* _WHAT IS BEING ASKED_
Look below and pull out each line with the word "Market".

* _RECORDS TO USE_
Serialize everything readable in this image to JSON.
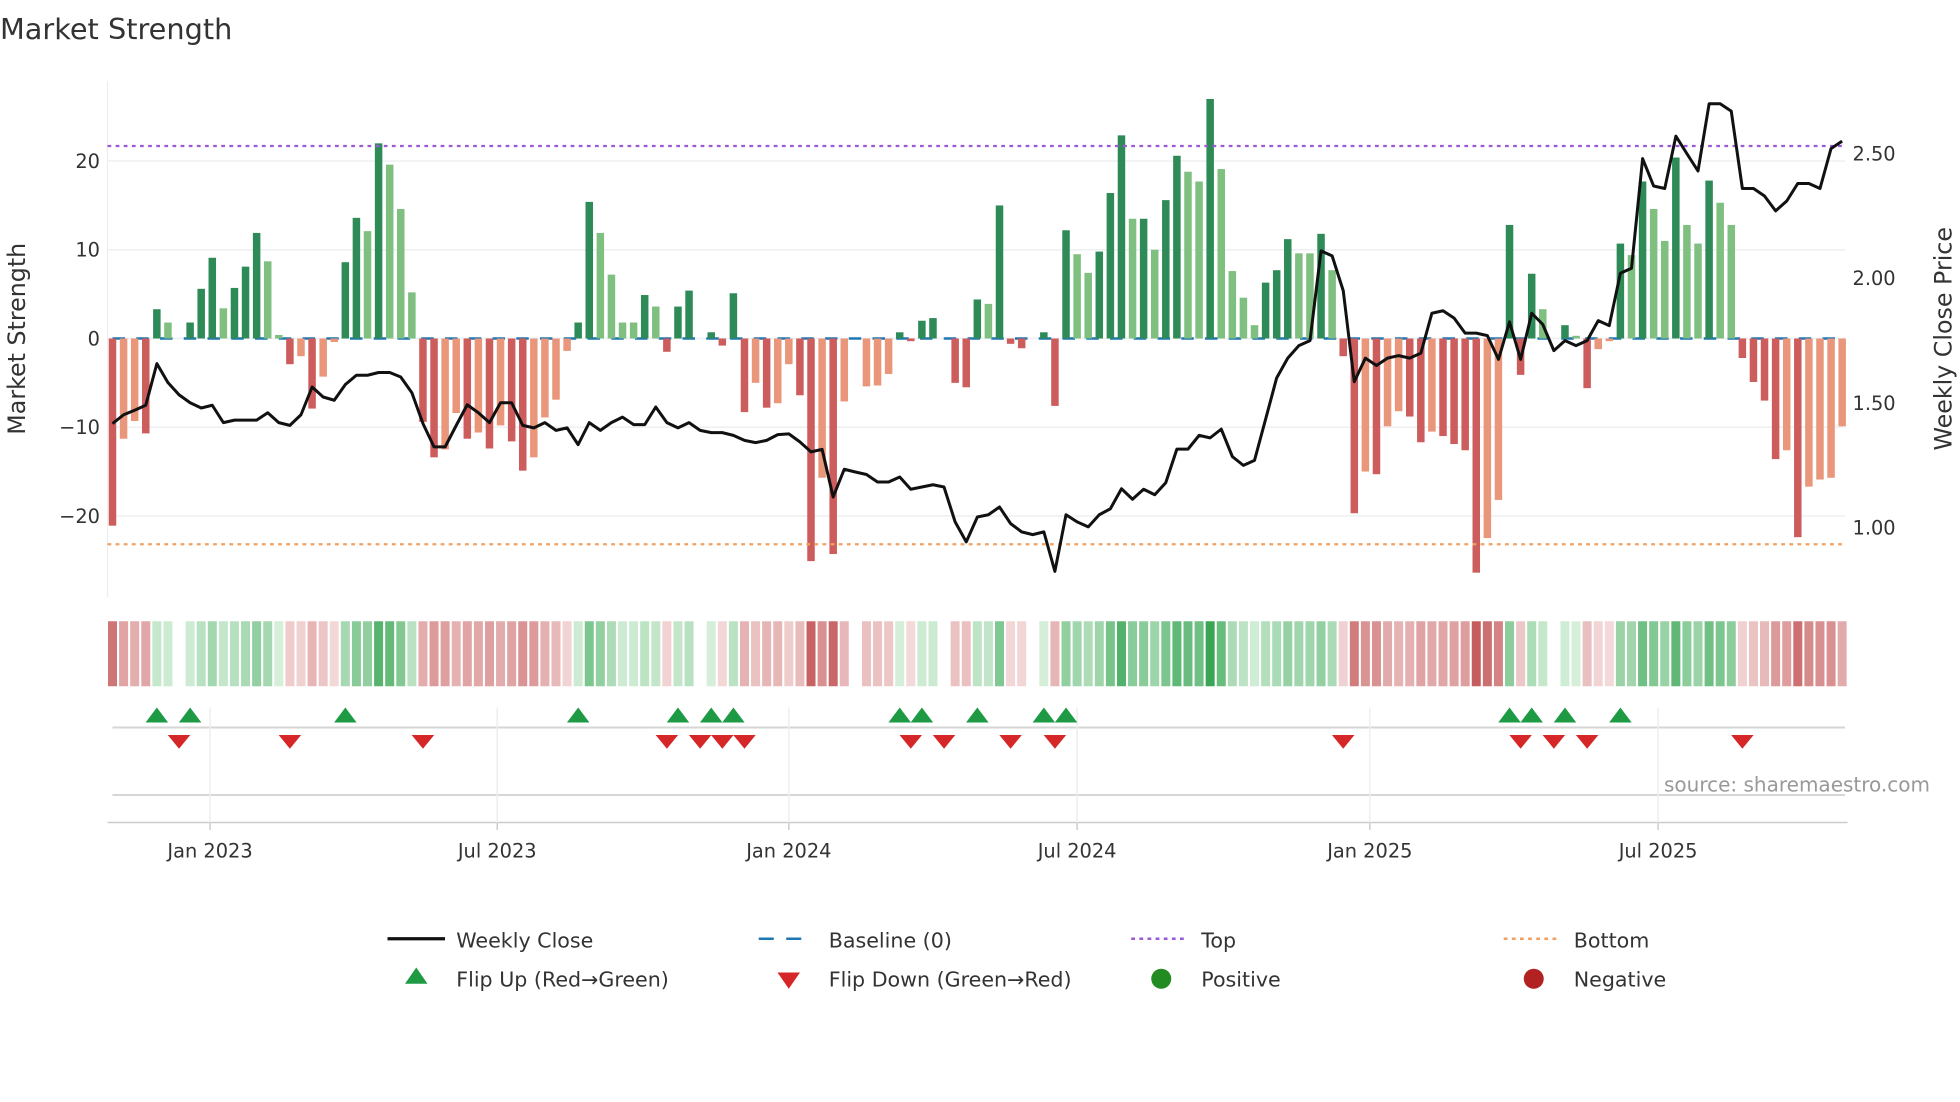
{
  "title": "Market Strength",
  "source": "source: sharemaestro.com",
  "colors": {
    "pos_strong": "#2e8b57",
    "pos_weak": "#7fbf7f",
    "neg_strong": "#cd5c5c",
    "neg_weak": "#e9967a",
    "line": "#111111",
    "baseline": "#1f77b4",
    "top": "#9b59d6",
    "bottom": "#f0a060",
    "flip_up": "#1e9a45",
    "flip_down": "#d62728",
    "positive": "#228b22",
    "negative": "#b22222"
  },
  "legend": [
    {
      "label": "Weekly Close",
      "symbol": "line"
    },
    {
      "label": "Baseline (0)",
      "symbol": "dash"
    },
    {
      "label": "Top",
      "symbol": "dot-purple"
    },
    {
      "label": "Bottom",
      "symbol": "dot-orange"
    },
    {
      "label": "Flip Up (Red→Green)",
      "symbol": "triangle-up"
    },
    {
      "label": "Flip Down (Green→Red)",
      "symbol": "triangle-down"
    },
    {
      "label": "Positive",
      "symbol": "circle-green"
    },
    {
      "label": "Negative",
      "symbol": "circle-red"
    }
  ],
  "chart_data": {
    "type": "bar",
    "title": "Market Strength",
    "ylabel": "Market Strength",
    "y2label": "Weekly Close Price",
    "ylim": [
      -29.2,
      29
    ],
    "y2lim": [
      0.72,
      2.79
    ],
    "yticks": [
      {
        "v": -20,
        "label": "−20"
      },
      {
        "v": -10,
        "label": "−10"
      },
      {
        "v": 0,
        "label": "0"
      },
      {
        "v": 10,
        "label": "10"
      },
      {
        "v": 20,
        "label": "20"
      }
    ],
    "y2ticks": [
      {
        "v": 1.0,
        "label": "1.00"
      },
      {
        "v": 1.5,
        "label": "1.50"
      },
      {
        "v": 2.0,
        "label": "2.00"
      },
      {
        "v": 2.5,
        "label": "2.50"
      }
    ],
    "xticks": [
      {
        "week": 8.8,
        "label": "Jan 2023"
      },
      {
        "week": 34.7,
        "label": "Jul 2023"
      },
      {
        "week": 61.0,
        "label": "Jan 2024"
      },
      {
        "week": 87.0,
        "label": "Jul 2024"
      },
      {
        "week": 113.4,
        "label": "Jan 2025"
      },
      {
        "week": 139.4,
        "label": "Jul 2025"
      }
    ],
    "top_level": 21.7,
    "bottom_level": -23.2,
    "baseline": 0,
    "grid": true,
    "legend_position": "bottom",
    "strength": [
      -21.1,
      -11.3,
      -9.3,
      -10.7,
      3.3,
      1.8,
      0,
      1.8,
      5.6,
      9.1,
      3.4,
      5.7,
      8.1,
      11.9,
      8.7,
      0.4,
      -2.9,
      -2.0,
      -7.9,
      -4.3,
      -0.4,
      8.6,
      13.6,
      12.1,
      22.0,
      19.6,
      14.6,
      5.2,
      -9.4,
      -13.4,
      -12.5,
      -8.4,
      -11.3,
      -10.6,
      -12.4,
      -9.8,
      -11.6,
      -14.9,
      -13.4,
      -8.9,
      -6.9,
      -1.4,
      1.8,
      15.4,
      11.9,
      7.2,
      1.8,
      1.8,
      4.9,
      3.6,
      -1.5,
      3.6,
      5.4,
      0,
      0.7,
      -0.8,
      5.1,
      -8.3,
      -5.0,
      -7.8,
      -7.3,
      -2.9,
      -6.4,
      -25.1,
      -15.7,
      -24.3,
      -7.1,
      0,
      -5.4,
      -5.3,
      -4.0,
      0.7,
      -0.3,
      2.0,
      2.3,
      0,
      -5.0,
      -5.5,
      4.4,
      3.9,
      15.0,
      -0.6,
      -1.1,
      0,
      0.7,
      -7.6,
      12.2,
      9.5,
      7.4,
      9.8,
      16.4,
      22.9,
      13.5,
      13.5,
      10.0,
      15.6,
      20.6,
      18.8,
      17.7,
      27.0,
      19.1,
      7.6,
      4.6,
      1.5,
      6.3,
      7.7,
      11.2,
      9.6,
      9.6,
      11.8,
      7.7,
      -2.0,
      -19.7,
      -15.0,
      -15.3,
      -9.9,
      -8.2,
      -8.8,
      -11.7,
      -10.5,
      -11.0,
      -11.9,
      -12.6,
      -26.4,
      -22.5,
      -18.2,
      12.8,
      -4.1,
      7.3,
      3.3,
      0,
      1.5,
      0.3,
      -5.6,
      -1.2,
      -0.3,
      10.7,
      9.4,
      17.7,
      14.6,
      11.0,
      20.4,
      12.8,
      10.7,
      17.8,
      15.3,
      12.8,
      -2.2,
      -4.9,
      -7.0,
      -13.6,
      -12.6,
      -22.4,
      -16.7,
      -15.9,
      -15.7,
      -9.9
    ],
    "shade": "RrrRGg0GGGgGGGggRrRrrGGgGgggRRrrRrRrRRrrrrGGggggGgRGG0GRGRrRrrRRrRr0rrrGRGG0RRGgGRR0GRGggGGGgGgGGggGggggGGGggGgRRrRrrRRrRRRRrrGRGg0GgRrrGgGggGggGggRRRRrRrrrr",
    "weekly_close": [
      1.417,
      1.453,
      1.471,
      1.491,
      1.658,
      1.582,
      1.533,
      1.501,
      1.48,
      1.491,
      1.421,
      1.431,
      1.431,
      1.431,
      1.461,
      1.421,
      1.41,
      1.453,
      1.564,
      1.524,
      1.511,
      1.574,
      1.611,
      1.611,
      1.622,
      1.622,
      1.604,
      1.541,
      1.417,
      1.324,
      1.324,
      1.41,
      1.493,
      1.461,
      1.421,
      1.501,
      1.501,
      1.41,
      1.4,
      1.421,
      1.39,
      1.4,
      1.333,
      1.421,
      1.39,
      1.421,
      1.443,
      1.413,
      1.413,
      1.484,
      1.421,
      1.4,
      1.421,
      1.39,
      1.381,
      1.381,
      1.37,
      1.35,
      1.341,
      1.35,
      1.373,
      1.376,
      1.344,
      1.304,
      1.314,
      1.123,
      1.234,
      1.223,
      1.213,
      1.183,
      1.183,
      1.203,
      1.154,
      1.163,
      1.172,
      1.163,
      1.023,
      0.943,
      1.043,
      1.052,
      1.083,
      1.016,
      0.983,
      0.972,
      0.983,
      0.825,
      1.052,
      1.023,
      1.003,
      1.052,
      1.076,
      1.156,
      1.114,
      1.154,
      1.132,
      1.18,
      1.315,
      1.315,
      1.37,
      1.36,
      1.395,
      1.285,
      1.25,
      1.27,
      1.435,
      1.6,
      1.68,
      1.73,
      1.75,
      2.11,
      2.09,
      1.95,
      1.585,
      1.68,
      1.65,
      1.68,
      1.69,
      1.68,
      1.7,
      1.86,
      1.87,
      1.84,
      1.78,
      1.78,
      1.77,
      1.675,
      1.825,
      1.675,
      1.86,
      1.815,
      1.71,
      1.75,
      1.73,
      1.75,
      1.83,
      1.81,
      2.02,
      2.04,
      2.48,
      2.37,
      2.36,
      2.57,
      2.5,
      2.43,
      2.7,
      2.7,
      2.67,
      2.36,
      2.36,
      2.33,
      2.27,
      2.31,
      2.38,
      2.38,
      2.36,
      2.52,
      2.55
    ],
    "flip_up_weeks": [
      5,
      8,
      22,
      43,
      52,
      55,
      57,
      72,
      74,
      79,
      85,
      87,
      127,
      129,
      132,
      137
    ],
    "flip_down_weeks": [
      7,
      17,
      29,
      51,
      54,
      56,
      58,
      73,
      76,
      82,
      86,
      112,
      128,
      131,
      134,
      148
    ]
  }
}
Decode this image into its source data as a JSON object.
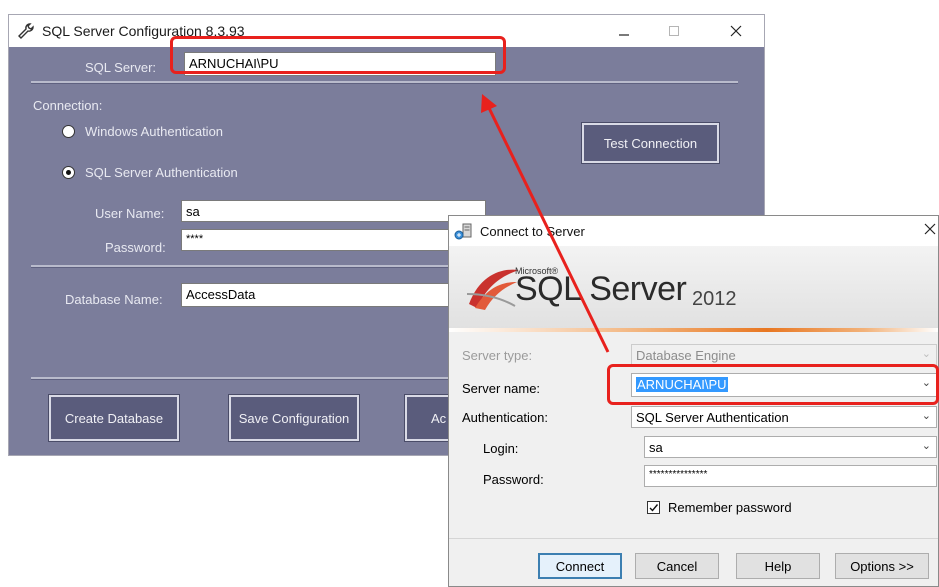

* _RESULT_
  "title": "Market Strength",
    "title": "Market Strength",
    "ylabel": "Market Strength",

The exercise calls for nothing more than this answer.